== LISTED RECORDS ==
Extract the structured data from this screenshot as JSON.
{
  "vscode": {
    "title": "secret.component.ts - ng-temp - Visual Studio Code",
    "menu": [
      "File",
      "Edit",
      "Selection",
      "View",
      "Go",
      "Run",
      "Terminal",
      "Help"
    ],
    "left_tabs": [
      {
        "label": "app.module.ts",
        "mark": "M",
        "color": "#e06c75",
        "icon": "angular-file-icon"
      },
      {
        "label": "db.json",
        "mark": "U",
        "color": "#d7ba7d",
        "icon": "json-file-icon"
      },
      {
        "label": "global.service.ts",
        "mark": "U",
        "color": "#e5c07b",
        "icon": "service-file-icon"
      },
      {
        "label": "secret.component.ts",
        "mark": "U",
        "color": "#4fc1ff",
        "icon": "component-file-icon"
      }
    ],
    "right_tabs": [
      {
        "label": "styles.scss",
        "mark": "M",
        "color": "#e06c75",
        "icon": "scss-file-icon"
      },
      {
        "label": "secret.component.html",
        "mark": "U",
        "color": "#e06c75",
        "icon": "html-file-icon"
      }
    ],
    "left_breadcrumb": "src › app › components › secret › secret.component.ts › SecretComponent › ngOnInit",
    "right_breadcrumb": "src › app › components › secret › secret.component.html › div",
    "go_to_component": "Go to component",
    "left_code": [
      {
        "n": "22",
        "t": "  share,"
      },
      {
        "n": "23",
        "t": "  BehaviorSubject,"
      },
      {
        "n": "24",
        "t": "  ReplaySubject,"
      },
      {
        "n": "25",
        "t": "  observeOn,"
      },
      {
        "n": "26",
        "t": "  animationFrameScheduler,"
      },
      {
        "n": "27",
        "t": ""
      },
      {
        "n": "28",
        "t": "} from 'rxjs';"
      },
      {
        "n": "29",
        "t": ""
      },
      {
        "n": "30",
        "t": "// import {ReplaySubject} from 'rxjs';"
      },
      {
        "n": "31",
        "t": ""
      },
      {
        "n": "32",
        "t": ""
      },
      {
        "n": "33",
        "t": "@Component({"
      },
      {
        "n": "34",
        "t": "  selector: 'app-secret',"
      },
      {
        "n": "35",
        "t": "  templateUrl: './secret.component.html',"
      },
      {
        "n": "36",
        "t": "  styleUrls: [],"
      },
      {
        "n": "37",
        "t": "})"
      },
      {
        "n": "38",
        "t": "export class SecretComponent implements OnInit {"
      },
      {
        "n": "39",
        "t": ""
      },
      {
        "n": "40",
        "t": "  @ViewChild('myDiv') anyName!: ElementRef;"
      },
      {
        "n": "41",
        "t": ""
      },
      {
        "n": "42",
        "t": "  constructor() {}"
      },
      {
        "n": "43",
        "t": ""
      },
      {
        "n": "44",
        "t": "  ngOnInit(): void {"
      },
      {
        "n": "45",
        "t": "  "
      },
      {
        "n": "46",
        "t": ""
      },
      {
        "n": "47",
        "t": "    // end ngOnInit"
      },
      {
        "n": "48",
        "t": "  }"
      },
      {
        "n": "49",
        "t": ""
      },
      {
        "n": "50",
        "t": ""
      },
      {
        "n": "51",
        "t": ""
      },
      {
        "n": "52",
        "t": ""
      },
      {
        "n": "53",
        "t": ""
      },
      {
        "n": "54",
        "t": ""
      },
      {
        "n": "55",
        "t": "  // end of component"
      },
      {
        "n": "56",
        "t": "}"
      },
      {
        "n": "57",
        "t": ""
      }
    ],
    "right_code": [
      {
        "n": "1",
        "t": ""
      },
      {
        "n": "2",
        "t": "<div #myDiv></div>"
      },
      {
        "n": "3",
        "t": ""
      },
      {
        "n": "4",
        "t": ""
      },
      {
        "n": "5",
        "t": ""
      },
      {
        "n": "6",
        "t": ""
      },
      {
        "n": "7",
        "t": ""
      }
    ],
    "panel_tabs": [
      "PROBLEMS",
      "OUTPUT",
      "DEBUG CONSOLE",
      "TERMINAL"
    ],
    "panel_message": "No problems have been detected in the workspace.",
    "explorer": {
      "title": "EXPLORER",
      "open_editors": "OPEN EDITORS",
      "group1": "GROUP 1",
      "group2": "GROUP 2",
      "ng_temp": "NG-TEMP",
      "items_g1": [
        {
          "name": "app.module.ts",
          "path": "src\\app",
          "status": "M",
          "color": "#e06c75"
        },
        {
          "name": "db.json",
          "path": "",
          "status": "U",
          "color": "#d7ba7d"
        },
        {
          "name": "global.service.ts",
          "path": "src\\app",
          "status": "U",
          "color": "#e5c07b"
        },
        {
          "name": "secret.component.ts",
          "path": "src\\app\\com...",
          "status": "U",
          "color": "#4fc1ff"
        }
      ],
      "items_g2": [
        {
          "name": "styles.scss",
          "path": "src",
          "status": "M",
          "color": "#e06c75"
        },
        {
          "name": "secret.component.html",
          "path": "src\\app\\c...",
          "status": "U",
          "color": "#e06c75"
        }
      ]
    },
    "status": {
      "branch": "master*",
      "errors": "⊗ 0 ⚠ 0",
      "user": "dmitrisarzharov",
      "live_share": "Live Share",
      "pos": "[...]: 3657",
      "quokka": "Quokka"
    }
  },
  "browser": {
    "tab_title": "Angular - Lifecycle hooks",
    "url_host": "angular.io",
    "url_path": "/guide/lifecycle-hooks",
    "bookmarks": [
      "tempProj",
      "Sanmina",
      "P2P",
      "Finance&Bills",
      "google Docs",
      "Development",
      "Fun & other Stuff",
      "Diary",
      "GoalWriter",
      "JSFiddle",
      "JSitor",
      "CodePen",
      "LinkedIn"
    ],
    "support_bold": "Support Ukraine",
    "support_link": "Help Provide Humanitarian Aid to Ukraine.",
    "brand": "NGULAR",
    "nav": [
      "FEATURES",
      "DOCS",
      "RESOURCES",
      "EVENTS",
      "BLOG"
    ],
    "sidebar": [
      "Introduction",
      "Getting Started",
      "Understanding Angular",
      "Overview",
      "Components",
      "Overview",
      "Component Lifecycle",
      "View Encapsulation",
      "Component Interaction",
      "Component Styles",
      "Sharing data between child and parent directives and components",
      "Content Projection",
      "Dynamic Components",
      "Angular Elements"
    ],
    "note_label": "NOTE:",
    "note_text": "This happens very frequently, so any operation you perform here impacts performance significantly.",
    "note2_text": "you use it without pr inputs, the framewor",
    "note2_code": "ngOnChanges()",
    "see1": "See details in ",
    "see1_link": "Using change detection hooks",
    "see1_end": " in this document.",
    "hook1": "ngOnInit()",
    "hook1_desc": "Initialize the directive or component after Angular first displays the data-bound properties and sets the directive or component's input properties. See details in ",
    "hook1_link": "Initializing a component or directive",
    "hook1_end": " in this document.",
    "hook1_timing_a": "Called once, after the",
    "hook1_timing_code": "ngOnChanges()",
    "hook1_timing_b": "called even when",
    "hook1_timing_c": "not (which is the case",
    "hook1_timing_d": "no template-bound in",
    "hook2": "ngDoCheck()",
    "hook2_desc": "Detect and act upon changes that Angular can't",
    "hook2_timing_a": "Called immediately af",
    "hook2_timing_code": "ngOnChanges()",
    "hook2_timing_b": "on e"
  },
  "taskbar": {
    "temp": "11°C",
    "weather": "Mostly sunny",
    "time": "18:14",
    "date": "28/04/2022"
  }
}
===
Extract the full listing above without alteration.

Extract the structured data from this screenshot as JSON.
{
  "vscode": {
    "title": "secret.component.ts - ng-temp - Visual Studio Code",
    "menu": [
      "File",
      "Edit",
      "Selection",
      "View",
      "Go",
      "Run",
      "Terminal",
      "Help"
    ],
    "left_tabs": [
      {
        "label": "app.module.ts",
        "mark": "M",
        "color": "#e06c75",
        "icon": "angular-file-icon"
      },
      {
        "label": "db.json",
        "mark": "U",
        "color": "#d7ba7d",
        "icon": "json-file-icon"
      },
      {
        "label": "global.service.ts",
        "mark": "U",
        "color": "#e5c07b",
        "icon": "service-file-icon"
      },
      {
        "label": "secret.component.ts",
        "mark": "U",
        "color": "#4fc1ff",
        "icon": "component-file-icon"
      }
    ],
    "right_tabs": [
      {
        "label": "styles.scss",
        "mark": "M",
        "color": "#e06c75",
        "icon": "scss-file-icon"
      },
      {
        "label": "secret.component.html",
        "mark": "U",
        "color": "#e06c75",
        "icon": "html-file-icon"
      }
    ],
    "left_breadcrumb": "src › app › components › secret › secret.component.ts › SecretComponent › ngOnInit",
    "right_breadcrumb": "src › app › components › secret › secret.component.html › div",
    "go_to_component": "Go to component",
    "left_code": [
      {
        "n": "22",
        "t": "  share,"
      },
      {
        "n": "23",
        "t": "  BehaviorSubject,"
      },
      {
        "n": "24",
        "t": "  ReplaySubject,"
      },
      {
        "n": "25",
        "t": "  observeOn,"
      },
      {
        "n": "26",
        "t": "  animationFrameScheduler,"
      },
      {
        "n": "27",
        "t": ""
      },
      {
        "n": "28",
        "t": "} from 'rxjs';"
      },
      {
        "n": "29",
        "t": ""
      },
      {
        "n": "30",
        "t": "// import {ReplaySubject} from 'rxjs';"
      },
      {
        "n": "31",
        "t": ""
      },
      {
        "n": "32",
        "t": ""
      },
      {
        "n": "33",
        "t": "@Component({"
      },
      {
        "n": "34",
        "t": "  selector: 'app-secret',"
      },
      {
        "n": "35",
        "t": "  templateUrl: './secret.component.html',"
      },
      {
        "n": "36",
        "t": "  styleUrls: [],"
      },
      {
        "n": "37",
        "t": "})"
      },
      {
        "n": "38",
        "t": "export class SecretComponent implements OnInit {"
      },
      {
        "n": "39",
        "t": ""
      },
      {
        "n": "40",
        "t": "  @ViewChild('myDiv') anyName!: ElementRef;"
      },
      {
        "n": "41",
        "t": ""
      },
      {
        "n": "42",
        "t": "  constructor() {}"
      },
      {
        "n": "43",
        "t": ""
      },
      {
        "n": "44",
        "t": "  ngOnInit(): void {"
      },
      {
        "n": "45",
        "t": "  "
      },
      {
        "n": "46",
        "t": ""
      },
      {
        "n": "47",
        "t": "    // end ngOnInit"
      },
      {
        "n": "48",
        "t": "  }"
      },
      {
        "n": "49",
        "t": ""
      },
      {
        "n": "50",
        "t": ""
      },
      {
        "n": "51",
        "t": ""
      },
      {
        "n": "52",
        "t": ""
      },
      {
        "n": "53",
        "t": ""
      },
      {
        "n": "54",
        "t": ""
      },
      {
        "n": "55",
        "t": "  // end of component"
      },
      {
        "n": "56",
        "t": "}"
      },
      {
        "n": "57",
        "t": ""
      }
    ],
    "right_code": [
      {
        "n": "1",
        "t": ""
      },
      {
        "n": "2",
        "t": "<div #myDiv></div>"
      },
      {
        "n": "3",
        "t": ""
      },
      {
        "n": "4",
        "t": ""
      },
      {
        "n": "5",
        "t": ""
      },
      {
        "n": "6",
        "t": ""
      },
      {
        "n": "7",
        "t": ""
      }
    ],
    "panel_tabs": [
      "PROBLEMS",
      "OUTPUT",
      "DEBUG CONSOLE",
      "TERMINAL"
    ],
    "panel_message": "No problems have been detected in the workspace.",
    "explorer": {
      "title": "EXPLORER",
      "open_editors": "OPEN EDITORS",
      "group1": "GROUP 1",
      "group2": "GROUP 2",
      "ng_temp": "NG-TEMP",
      "items_g1": [
        {
          "name": "app.module.ts",
          "path": "src\\app",
          "status": "M",
          "color": "#e06c75"
        },
        {
          "name": "db.json",
          "path": "",
          "status": "U",
          "color": "#d7ba7d"
        },
        {
          "name": "global.service.ts",
          "path": "src\\app",
          "status": "U",
          "color": "#e5c07b"
        },
        {
          "name": "secret.component.ts",
          "path": "src\\app\\com...",
          "status": "U",
          "color": "#4fc1ff"
        }
      ],
      "items_g2": [
        {
          "name": "styles.scss",
          "path": "src",
          "status": "M",
          "color": "#e06c75"
        },
        {
          "name": "secret.component.html",
          "path": "src\\app\\c...",
          "status": "U",
          "color": "#e06c75"
        }
      ]
    },
    "status": {
      "branch": "master*",
      "errors": "⊗ 0 ⚠ 0",
      "user": "dmitrisarzharov",
      "live_share": "Live Share",
      "pos": "[...]: 3657",
      "quokka": "Quokka"
    }
  },
  "browser": {
    "tab_title": "Angular - Lifecycle hooks",
    "url_host": "angular.io",
    "url_path": "/guide/lifecycle-hooks",
    "bookmarks": [
      "tempProj",
      "Sanmina",
      "P2P",
      "Finance&Bills",
      "google Docs",
      "Development",
      "Fun & other Stuff",
      "Diary",
      "GoalWriter",
      "JSFiddle",
      "JSitor",
      "CodePen",
      "LinkedIn"
    ],
    "support_bold": "Support Ukraine",
    "support_link": "Help Provide Humanitarian Aid to Ukraine.",
    "brand": "NGULAR",
    "nav": [
      "FEATURES",
      "DOCS",
      "RESOURCES",
      "EVENTS",
      "BLOG"
    ],
    "sidebar": [
      "Introduction",
      "Getting Started",
      "Understanding Angular",
      "Overview",
      "Components",
      "Overview",
      "Component Lifecycle",
      "View Encapsulation",
      "Component Interaction",
      "Component Styles",
      "Sharing data between child and parent directives and components",
      "Content Projection",
      "Dynamic Components",
      "Angular Elements"
    ],
    "note_label": "NOTE:",
    "note_text": "This happens very frequently, so any operation you perform here impacts performance significantly.",
    "note2_text": "you use it without pr inputs, the framewor",
    "note2_code": "ngOnChanges()",
    "see1": "See details in ",
    "see1_link": "Using change detection hooks",
    "see1_end": " in this document.",
    "hook1": "ngOnInit()",
    "hook1_desc": "Initialize the directive or component after Angular first displays the data-bound properties and sets the directive or component's input properties. See details in ",
    "hook1_link": "Initializing a component or directive",
    "hook1_end": " in this document.",
    "hook1_timing_a": "Called once, after the",
    "hook1_timing_code": "ngOnChanges()",
    "hook1_timing_b": "called even when",
    "hook1_timing_c": "not (which is the case",
    "hook1_timing_d": "no template-bound in",
    "hook2": "ngDoCheck()",
    "hook2_desc": "Detect and act upon changes that Angular can't",
    "hook2_timing_a": "Called immediately af",
    "hook2_timing_code": "ngOnChanges()",
    "hook2_timing_b": "on e"
  },
  "taskbar": {
    "temp": "11°C",
    "weather": "Mostly sunny",
    "time": "18:14",
    "date": "28/04/2022"
  }
}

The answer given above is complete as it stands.